# Exercise details:
Return a copy of each line that holds the string "Surgical".

# Record set:
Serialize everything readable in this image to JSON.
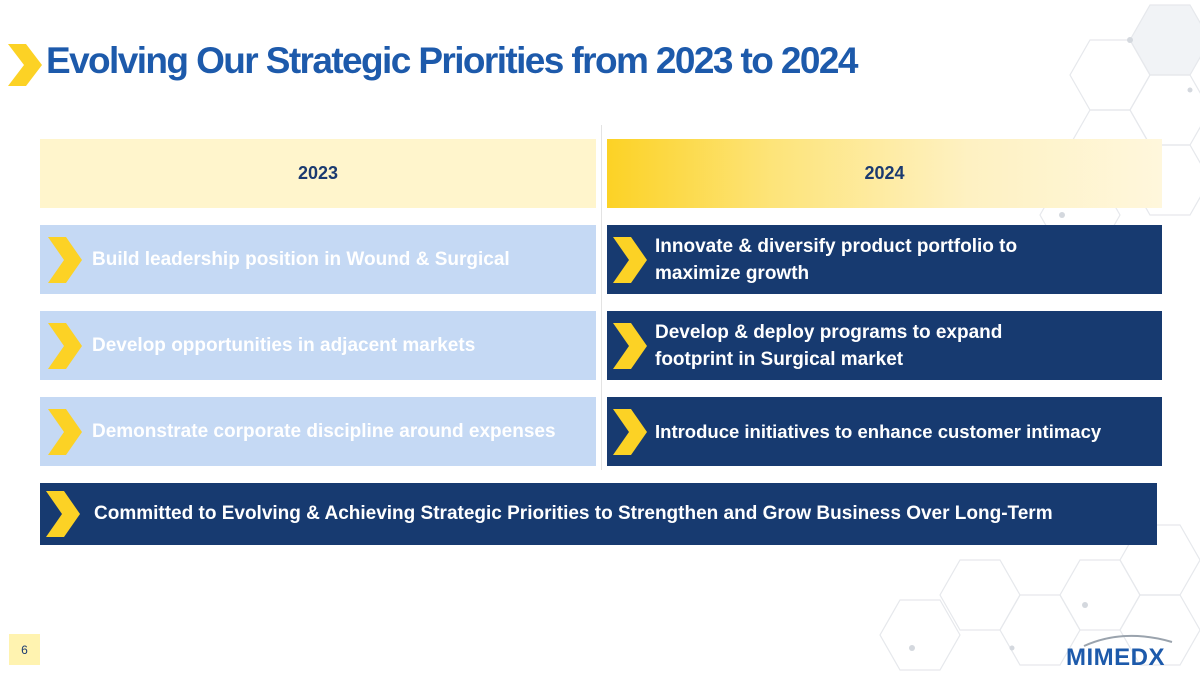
{
  "slide": {
    "title": "Evolving Our Strategic Priorities from 2023 to 2024",
    "page_number": "6"
  },
  "columns": {
    "left_header": "2023",
    "right_header": "2024"
  },
  "priorities_2023": [
    "Build leadership position in Wound & Surgical",
    "Develop opportunities in adjacent markets",
    "Demonstrate corporate discipline around expenses"
  ],
  "priorities_2024": [
    "Innovate & diversify product portfolio to maximize growth",
    "Develop & deploy programs to expand footprint in Surgical market",
    "Introduce initiatives to enhance customer intimacy"
  ],
  "banner": {
    "text": "Committed to Evolving & Achieving Strategic Priorities to Strengthen and Grow Business Over Long-Term"
  },
  "logo": {
    "text": "MIMEDX"
  },
  "colors": {
    "title_blue": "#1d5aab",
    "navy": "#173a70",
    "light_blue": "#c5d9f4",
    "chevron_yellow": "#fcd225",
    "pale_yellow": "#fff5cc"
  },
  "icons": {
    "chevron": "chevron-right-icon",
    "background": "hexagon-pattern"
  }
}
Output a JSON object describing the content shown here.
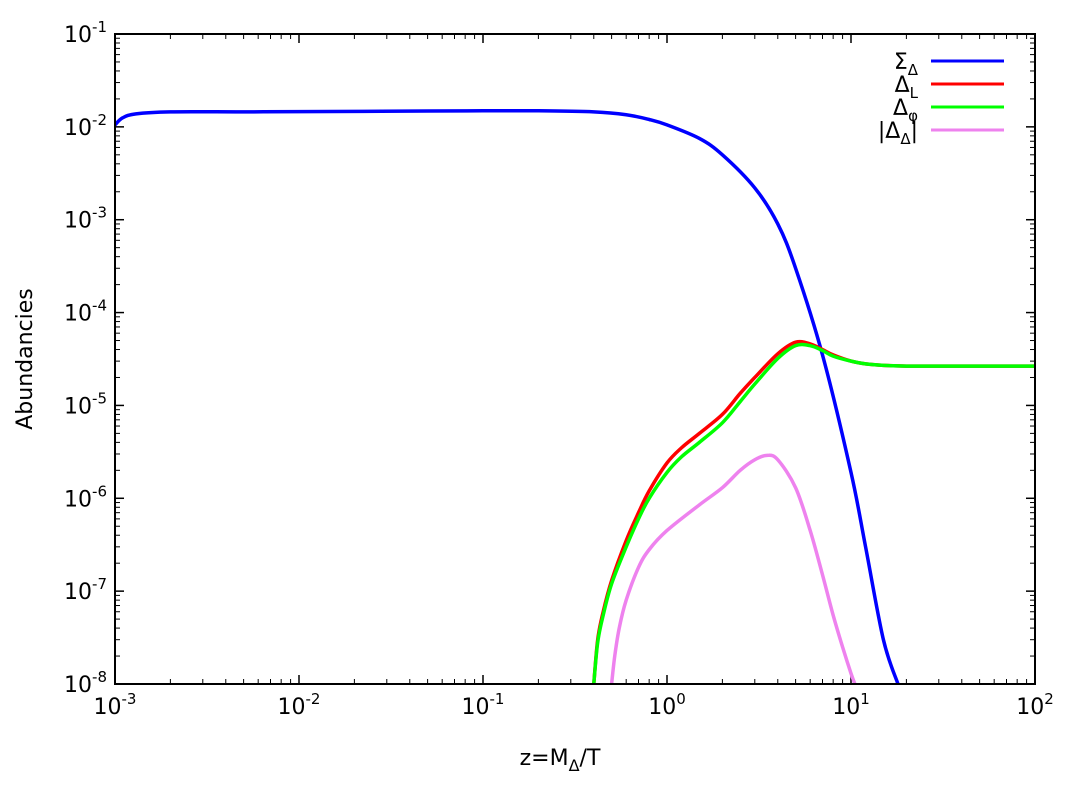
{
  "chart_data": {
    "type": "line",
    "xlabel": "z=MΔ/T",
    "xlabel_parts": {
      "base": "z=M",
      "sub": "Δ",
      "tail": "/T"
    },
    "ylabel": "Abundancies",
    "xscale": "log",
    "yscale": "log",
    "xlim": [
      0.001,
      100
    ],
    "ylim": [
      1e-08,
      0.1
    ],
    "grid": false,
    "legend_position": "top-right",
    "x_ticks": [
      {
        "base": "10",
        "exp": "-3"
      },
      {
        "base": "10",
        "exp": "-2"
      },
      {
        "base": "10",
        "exp": "-1"
      },
      {
        "base": "10",
        "exp": "0"
      },
      {
        "base": "10",
        "exp": "1"
      },
      {
        "base": "10",
        "exp": "2"
      }
    ],
    "y_ticks": [
      {
        "base": "10",
        "exp": "-8"
      },
      {
        "base": "10",
        "exp": "-7"
      },
      {
        "base": "10",
        "exp": "-6"
      },
      {
        "base": "10",
        "exp": "-5"
      },
      {
        "base": "10",
        "exp": "-4"
      },
      {
        "base": "10",
        "exp": "-3"
      },
      {
        "base": "10",
        "exp": "-2"
      },
      {
        "base": "10",
        "exp": "-1"
      }
    ],
    "series": [
      {
        "name": "ΣΔ",
        "label_main": "Σ",
        "label_sub": "Δ",
        "color": "#0000ff",
        "x": [
          0.001,
          0.0011,
          0.0013,
          0.002,
          0.005,
          0.01,
          0.05,
          0.1,
          0.2,
          0.4,
          0.6,
          0.8,
          1.0,
          1.5,
          2.0,
          3.0,
          4.0,
          5.0,
          7.0,
          10.0,
          12.0,
          15.0,
          18.0
        ],
        "y": [
          0.0105,
          0.0125,
          0.0138,
          0.0145,
          0.0145,
          0.0146,
          0.0148,
          0.0149,
          0.0149,
          0.0145,
          0.0135,
          0.012,
          0.0105,
          0.0075,
          0.005,
          0.0022,
          0.0009,
          0.0003,
          3.5e-05,
          1.9e-06,
          3e-07,
          3e-08,
          1e-08
        ]
      },
      {
        "name": "ΔL",
        "label_main": "Δ",
        "label_sub": "L",
        "color": "#ff0000",
        "x": [
          0.4,
          0.42,
          0.45,
          0.5,
          0.6,
          0.7,
          0.8,
          1.0,
          1.2,
          1.5,
          2.0,
          2.5,
          3.0,
          4.0,
          5.0,
          6.0,
          7.0,
          8.0,
          10.0,
          12.0,
          15.0,
          20.0,
          30.0,
          50.0,
          100.0
        ],
        "y": [
          1e-08,
          3e-08,
          6e-08,
          1.3e-07,
          3.5e-07,
          7e-07,
          1.2e-06,
          2.4e-06,
          3.5e-06,
          5e-06,
          8e-06,
          1.35e-05,
          2e-05,
          3.6e-05,
          4.8e-05,
          4.6e-05,
          4e-05,
          3.5e-05,
          3e-05,
          2.8e-05,
          2.7e-05,
          2.65e-05,
          2.65e-05,
          2.65e-05,
          2.65e-05
        ]
      },
      {
        "name": "Δφ",
        "label_main": "Δ",
        "label_sub": "φ",
        "color": "#00ff00",
        "x": [
          0.4,
          0.42,
          0.45,
          0.5,
          0.6,
          0.7,
          0.8,
          1.0,
          1.2,
          1.5,
          2.0,
          2.5,
          3.0,
          4.0,
          5.0,
          6.0,
          7.0,
          8.0,
          10.0,
          12.0,
          15.0,
          20.0,
          30.0,
          50.0,
          100.0
        ],
        "y": [
          1e-08,
          2.8e-08,
          5.5e-08,
          1.2e-07,
          3e-07,
          6e-07,
          1e-06,
          1.9e-06,
          2.8e-06,
          4e-06,
          6.5e-06,
          1.1e-05,
          1.7e-05,
          3.2e-05,
          4.4e-05,
          4.4e-05,
          3.9e-05,
          3.4e-05,
          3e-05,
          2.8e-05,
          2.7e-05,
          2.65e-05,
          2.65e-05,
          2.65e-05,
          2.65e-05
        ]
      },
      {
        "name": "|ΔΔ|",
        "label_main": "|Δ",
        "label_sub": "Δ",
        "label_tail": "|",
        "color": "#ee82ee",
        "x": [
          0.5,
          0.52,
          0.55,
          0.6,
          0.7,
          0.8,
          1.0,
          1.5,
          2.0,
          2.5,
          3.0,
          3.5,
          4.0,
          5.0,
          6.0,
          7.0,
          8.0,
          9.0,
          10.0,
          10.5
        ],
        "y": [
          1e-08,
          2e-08,
          4e-08,
          8e-08,
          1.8e-07,
          2.8e-07,
          4.5e-07,
          8.5e-07,
          1.3e-06,
          2e-06,
          2.6e-06,
          2.9e-06,
          2.6e-06,
          1.3e-06,
          4.5e-07,
          1.5e-07,
          5.5e-08,
          2.5e-08,
          1.3e-08,
          1e-08
        ]
      }
    ]
  }
}
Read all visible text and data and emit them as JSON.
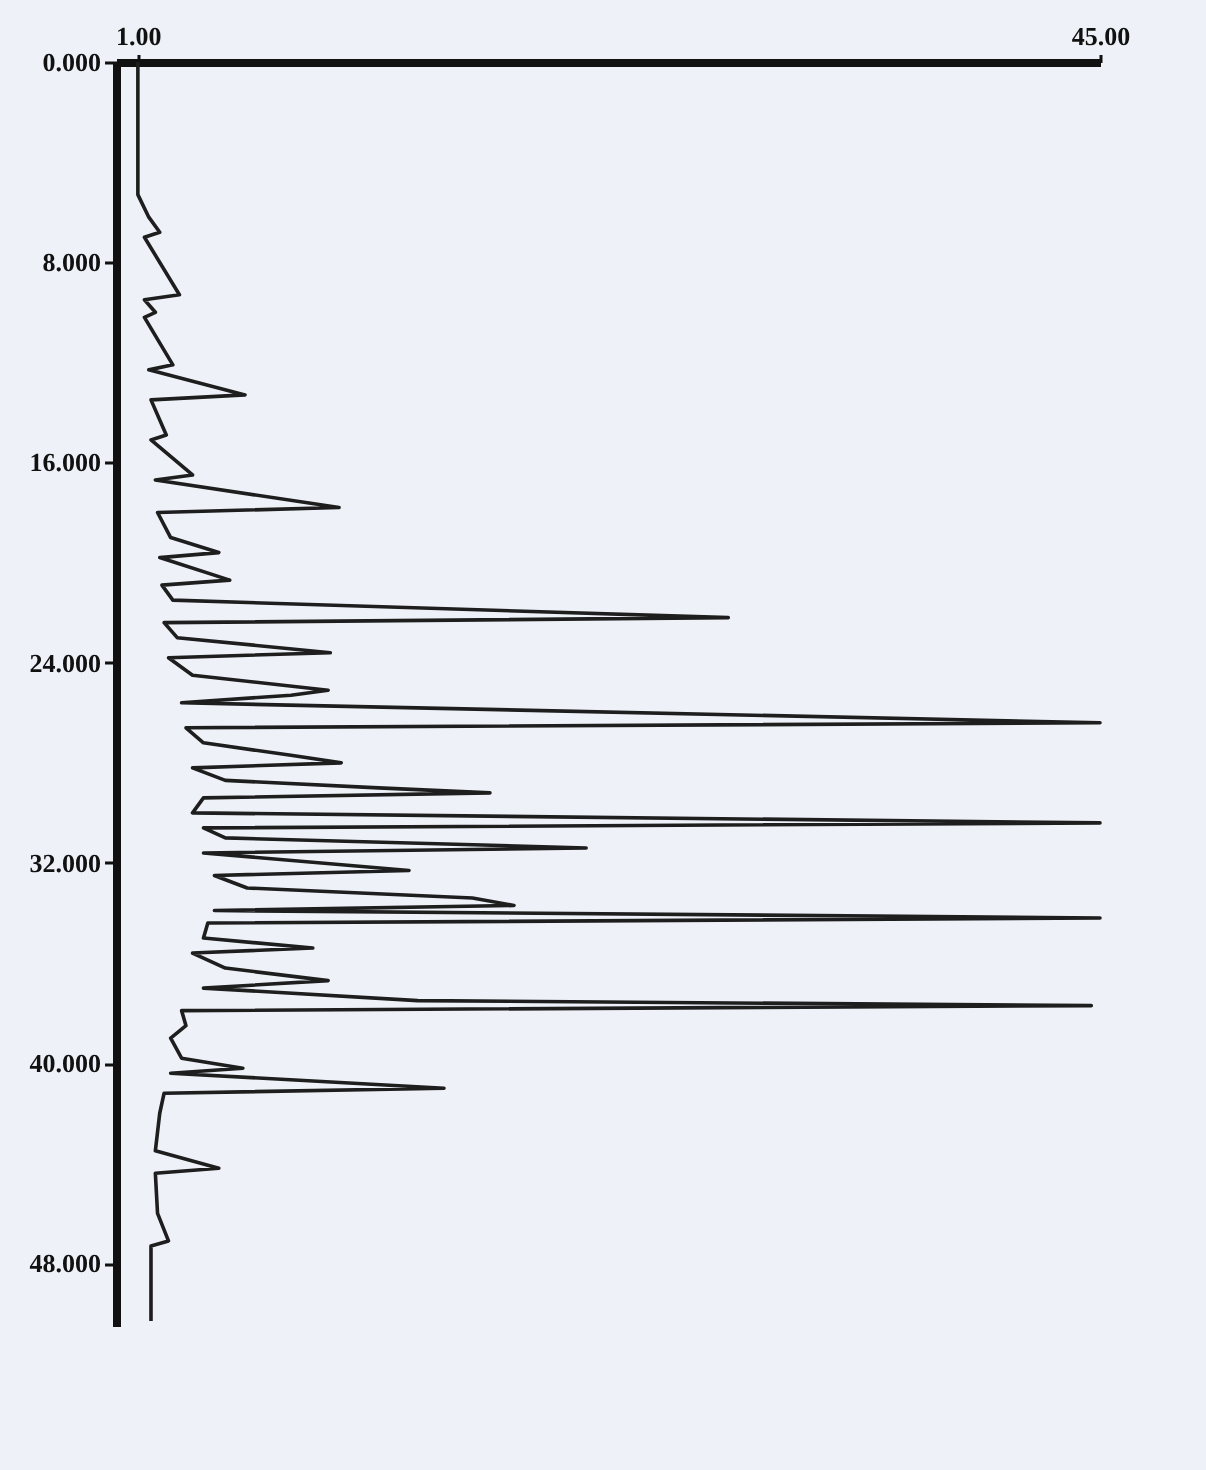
{
  "chart_data": {
    "type": "line",
    "orientation": "horizontal",
    "color": "#1e1e1e",
    "x": [
      0,
      5.3,
      6.2,
      6.8,
      7.0,
      9.3,
      9.5,
      10.0,
      10.2,
      12.1,
      12.3,
      13.3,
      13.5,
      14.9,
      15.1,
      16.5,
      16.7,
      17.8,
      18.0,
      19.0,
      19.6,
      19.8,
      20.7,
      20.9,
      21.5,
      22.2,
      22.4,
      23.0,
      23.6,
      23.8,
      24.5,
      25.1,
      25.3,
      25.6,
      26.4,
      26.6,
      27.2,
      27.7,
      28.0,
      28.2,
      28.7,
      29.0,
      29.2,
      29.4,
      30.0,
      30.4,
      30.6,
      31.0,
      31.4,
      31.6,
      32.3,
      32.5,
      33.0,
      33.4,
      33.7,
      33.9,
      34.2,
      34.4,
      35.0,
      35.4,
      35.6,
      36.2,
      36.7,
      37.0,
      37.5,
      37.7,
      37.9,
      38.5,
      39.0,
      39.8,
      40.2,
      40.4,
      41.0,
      41.2,
      42.0,
      43.5,
      44.2,
      44.4,
      46.0,
      47.1,
      47.3,
      50.3
    ],
    "values": [
      1.0,
      1.0,
      1.5,
      2.0,
      1.3,
      2.9,
      1.3,
      1.8,
      1.3,
      2.6,
      1.5,
      5.9,
      1.6,
      2.3,
      1.6,
      3.5,
      1.8,
      10.2,
      1.9,
      2.5,
      4.7,
      2.0,
      5.2,
      2.1,
      2.6,
      28.0,
      2.2,
      2.8,
      9.8,
      2.4,
      3.5,
      9.7,
      8.0,
      3.0,
      45,
      3.2,
      4.0,
      8.0,
      10.3,
      3.5,
      5.0,
      12.0,
      17.1,
      4.0,
      3.5,
      45,
      4.0,
      5.0,
      21.5,
      4.0,
      13.4,
      4.5,
      6.0,
      16.3,
      18.2,
      4.5,
      45,
      4.2,
      4.0,
      9.0,
      3.5,
      5.0,
      9.7,
      4.0,
      13.8,
      44.6,
      3.0,
      3.2,
      2.5,
      3.0,
      5.8,
      2.5,
      15.0,
      2.2,
      2.0,
      1.8,
      4.7,
      1.8,
      1.9,
      2.4,
      1.6,
      1.6
    ],
    "xlim": [
      0,
      45
    ],
    "xticks": [
      {
        "value": 1,
        "label": "1.00"
      },
      {
        "value": 45,
        "label": "45.00"
      }
    ],
    "ylim": [
      50.5,
      0
    ],
    "yticks": [
      {
        "value": 0,
        "label": "0.000"
      },
      {
        "value": 8,
        "label": "8.000"
      },
      {
        "value": 16,
        "label": "16.000"
      },
      {
        "value": 24,
        "label": "24.000"
      },
      {
        "value": 32,
        "label": "32.000"
      },
      {
        "value": 40,
        "label": "40.000"
      },
      {
        "value": 48,
        "label": "48.000"
      }
    ],
    "grid": false,
    "marker": "none",
    "line_style": "solid"
  }
}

# Result:
    "Build leadership position in Wound & Surgical",
    "Develop & deploy programs to expand footprint in Surgical market",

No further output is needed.